> [What you will do] Count every line of these entries that holds the word "gene", and reply with the number only.

_ _ _ _

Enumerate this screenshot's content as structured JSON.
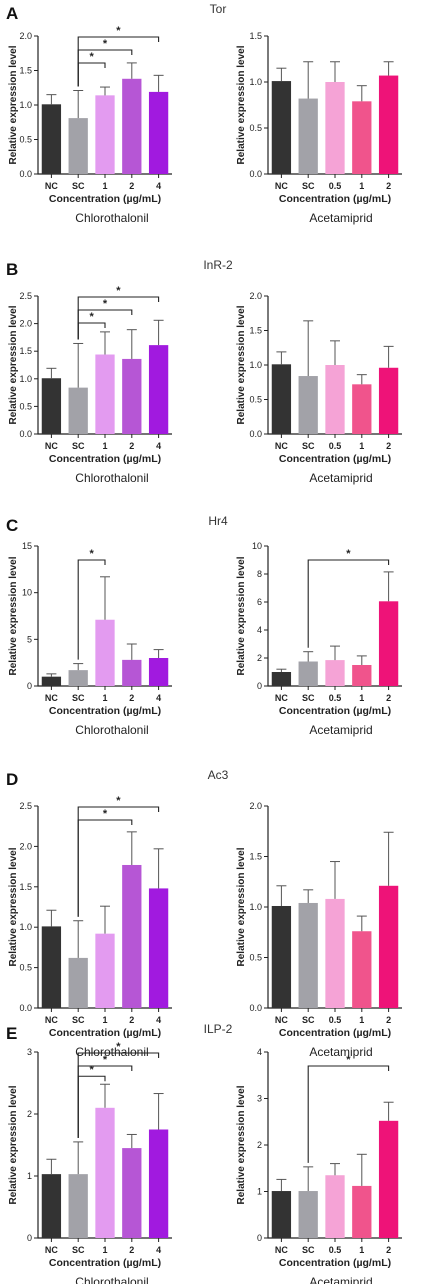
{
  "figure": {
    "panels": [
      {
        "letter": "A",
        "gene": "Tor",
        "charts": [
          {
            "type": "bar",
            "treatment": "Chlorothalonil",
            "xlabel": "Concentration (µg/mL)",
            "ylabel": "Relative expression level",
            "ylim": [
              0,
              2.0
            ],
            "yticks": [
              "0.0",
              "0.5",
              "1.0",
              "1.5",
              "2.0"
            ],
            "categories": [
              "NC",
              "SC",
              "1",
              "2",
              "4"
            ],
            "values": [
              1.01,
              0.81,
              1.14,
              1.38,
              1.19
            ],
            "errors": [
              0.14,
              0.4,
              0.12,
              0.23,
              0.24
            ],
            "colors": [
              "#333333",
              "#a2a2a8",
              "#e39bf0",
              "#b656d5",
              "#a11adf"
            ],
            "significance": [
              {
                "from": "SC",
                "to": "1",
                "label": "*"
              },
              {
                "from": "SC",
                "to": "2",
                "label": "*"
              },
              {
                "from": "SC",
                "to": "4",
                "label": "*"
              }
            ]
          },
          {
            "type": "bar",
            "treatment": "Acetamiprid",
            "xlabel": "Concentration (µg/mL)",
            "ylabel": "Relative expression level",
            "ylim": [
              0,
              1.5
            ],
            "yticks": [
              "0.0",
              "0.5",
              "1.0",
              "1.5"
            ],
            "categories": [
              "NC",
              "SC",
              "0.5",
              "1",
              "2"
            ],
            "values": [
              1.01,
              0.82,
              1.0,
              0.79,
              1.07
            ],
            "errors": [
              0.14,
              0.4,
              0.22,
              0.17,
              0.15
            ],
            "colors": [
              "#333333",
              "#a2a2a8",
              "#f5a3d6",
              "#f0548c",
              "#ee1378"
            ],
            "significance": []
          }
        ]
      },
      {
        "letter": "B",
        "gene": "InR-2",
        "charts": [
          {
            "type": "bar",
            "treatment": "Chlorothalonil",
            "xlabel": "Concentration (µg/mL)",
            "ylabel": "Relative expression level",
            "ylim": [
              0,
              2.5
            ],
            "yticks": [
              "0.0",
              "0.5",
              "1.0",
              "1.5",
              "2.0",
              "2.5"
            ],
            "categories": [
              "NC",
              "SC",
              "1",
              "2",
              "4"
            ],
            "values": [
              1.01,
              0.84,
              1.44,
              1.36,
              1.61
            ],
            "errors": [
              0.18,
              0.8,
              0.41,
              0.53,
              0.45
            ],
            "colors": [
              "#333333",
              "#a2a2a8",
              "#e39bf0",
              "#b656d5",
              "#a11adf"
            ],
            "significance": [
              {
                "from": "SC",
                "to": "1",
                "label": "*"
              },
              {
                "from": "SC",
                "to": "2",
                "label": "*"
              },
              {
                "from": "SC",
                "to": "4",
                "label": "*"
              }
            ]
          },
          {
            "type": "bar",
            "treatment": "Acetamiprid",
            "xlabel": "Concentration (µg/mL)",
            "ylabel": "Relative expression level",
            "ylim": [
              0,
              2.0
            ],
            "yticks": [
              "0.0",
              "0.5",
              "1.0",
              "1.5",
              "2.0"
            ],
            "categories": [
              "NC",
              "SC",
              "0.5",
              "1",
              "2"
            ],
            "values": [
              1.01,
              0.84,
              1.0,
              0.72,
              0.96
            ],
            "errors": [
              0.18,
              0.8,
              0.35,
              0.14,
              0.31
            ],
            "colors": [
              "#333333",
              "#a2a2a8",
              "#f5a3d6",
              "#f0548c",
              "#ee1378"
            ],
            "significance": []
          }
        ]
      },
      {
        "letter": "C",
        "gene": "Hr4",
        "charts": [
          {
            "type": "bar",
            "treatment": "Chlorothalonil",
            "xlabel": "Concentration (µg/mL)",
            "ylabel": "Relative expression level",
            "ylim": [
              0,
              15
            ],
            "yticks": [
              "0",
              "5",
              "10",
              "15"
            ],
            "categories": [
              "NC",
              "SC",
              "1",
              "2",
              "4"
            ],
            "values": [
              1.0,
              1.7,
              7.1,
              2.8,
              3.0
            ],
            "errors": [
              0.3,
              0.7,
              4.6,
              1.7,
              0.9
            ],
            "colors": [
              "#333333",
              "#a2a2a8",
              "#e39bf0",
              "#b656d5",
              "#a11adf"
            ],
            "significance": [
              {
                "from": "SC",
                "to": "1",
                "label": "*"
              }
            ]
          },
          {
            "type": "bar",
            "treatment": "Acetamiprid",
            "xlabel": "Concentration (µg/mL)",
            "ylabel": "Relative expression level",
            "ylim": [
              0,
              10
            ],
            "yticks": [
              "0",
              "2",
              "4",
              "6",
              "8",
              "10"
            ],
            "categories": [
              "NC",
              "SC",
              "0.5",
              "1",
              "2"
            ],
            "values": [
              1.0,
              1.75,
              1.85,
              1.5,
              6.05
            ],
            "errors": [
              0.2,
              0.7,
              1.0,
              0.65,
              2.1
            ],
            "colors": [
              "#333333",
              "#a2a2a8",
              "#f5a3d6",
              "#f0548c",
              "#ee1378"
            ],
            "significance": [
              {
                "from": "SC",
                "to": "2",
                "label": "*"
              }
            ]
          }
        ]
      },
      {
        "letter": "D",
        "gene": "Ac3",
        "charts": [
          {
            "type": "bar",
            "treatment": "Chlorothalonil",
            "xlabel": "Concentration (µg/mL)",
            "ylabel": "Relative expression level",
            "ylim": [
              0,
              2.5
            ],
            "yticks": [
              "0.0",
              "0.5",
              "1.0",
              "1.5",
              "2.0",
              "2.5"
            ],
            "categories": [
              "NC",
              "SC",
              "1",
              "2",
              "4"
            ],
            "values": [
              1.01,
              0.62,
              0.92,
              1.77,
              1.48
            ],
            "errors": [
              0.2,
              0.46,
              0.34,
              0.41,
              0.49
            ],
            "colors": [
              "#333333",
              "#a2a2a8",
              "#e39bf0",
              "#b656d5",
              "#a11adf"
            ],
            "significance": [
              {
                "from": "SC",
                "to": "2",
                "label": "*"
              },
              {
                "from": "SC",
                "to": "4",
                "label": "*"
              }
            ]
          },
          {
            "type": "bar",
            "treatment": "Acetamiprid",
            "xlabel": "Concentration (µg/mL)",
            "ylabel": "Relative expression level",
            "ylim": [
              0,
              2.0
            ],
            "yticks": [
              "0.0",
              "0.5",
              "1.0",
              "1.5",
              "2.0"
            ],
            "categories": [
              "NC",
              "SC",
              "0.5",
              "1",
              "2"
            ],
            "values": [
              1.01,
              1.04,
              1.08,
              0.76,
              1.21
            ],
            "errors": [
              0.2,
              0.13,
              0.37,
              0.15,
              0.53
            ],
            "colors": [
              "#333333",
              "#a2a2a8",
              "#f5a3d6",
              "#f0548c",
              "#ee1378"
            ],
            "significance": []
          }
        ]
      },
      {
        "letter": "E",
        "gene": "ILP-2",
        "charts": [
          {
            "type": "bar",
            "treatment": "Chlorothalonil",
            "xlabel": "Concentration (µg/mL)",
            "ylabel": "Relative expression level",
            "ylim": [
              0,
              3
            ],
            "yticks": [
              "0",
              "1",
              "2",
              "3"
            ],
            "categories": [
              "NC",
              "SC",
              "1",
              "2",
              "4"
            ],
            "values": [
              1.03,
              1.03,
              2.1,
              1.45,
              1.75
            ],
            "errors": [
              0.24,
              0.52,
              0.38,
              0.22,
              0.58
            ],
            "colors": [
              "#333333",
              "#a2a2a8",
              "#e39bf0",
              "#b656d5",
              "#a11adf"
            ],
            "significance": [
              {
                "from": "SC",
                "to": "1",
                "label": "*"
              },
              {
                "from": "SC",
                "to": "2",
                "label": "*"
              },
              {
                "from": "SC",
                "to": "4",
                "label": "*"
              }
            ]
          },
          {
            "type": "bar",
            "treatment": "Acetamiprid",
            "xlabel": "Concentration (µg/mL)",
            "ylabel": "Relative expression level",
            "ylim": [
              0,
              4
            ],
            "yticks": [
              "0",
              "1",
              "2",
              "3",
              "4"
            ],
            "categories": [
              "NC",
              "SC",
              "0.5",
              "1",
              "2"
            ],
            "values": [
              1.01,
              1.01,
              1.35,
              1.12,
              2.52
            ],
            "errors": [
              0.25,
              0.52,
              0.25,
              0.68,
              0.4
            ],
            "colors": [
              "#333333",
              "#a2a2a8",
              "#f5a3d6",
              "#f0548c",
              "#ee1378"
            ],
            "significance": [
              {
                "from": "SC",
                "to": "2",
                "label": "*"
              }
            ]
          }
        ]
      }
    ]
  }
}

_ _ _ _

> [Reply to the task] 5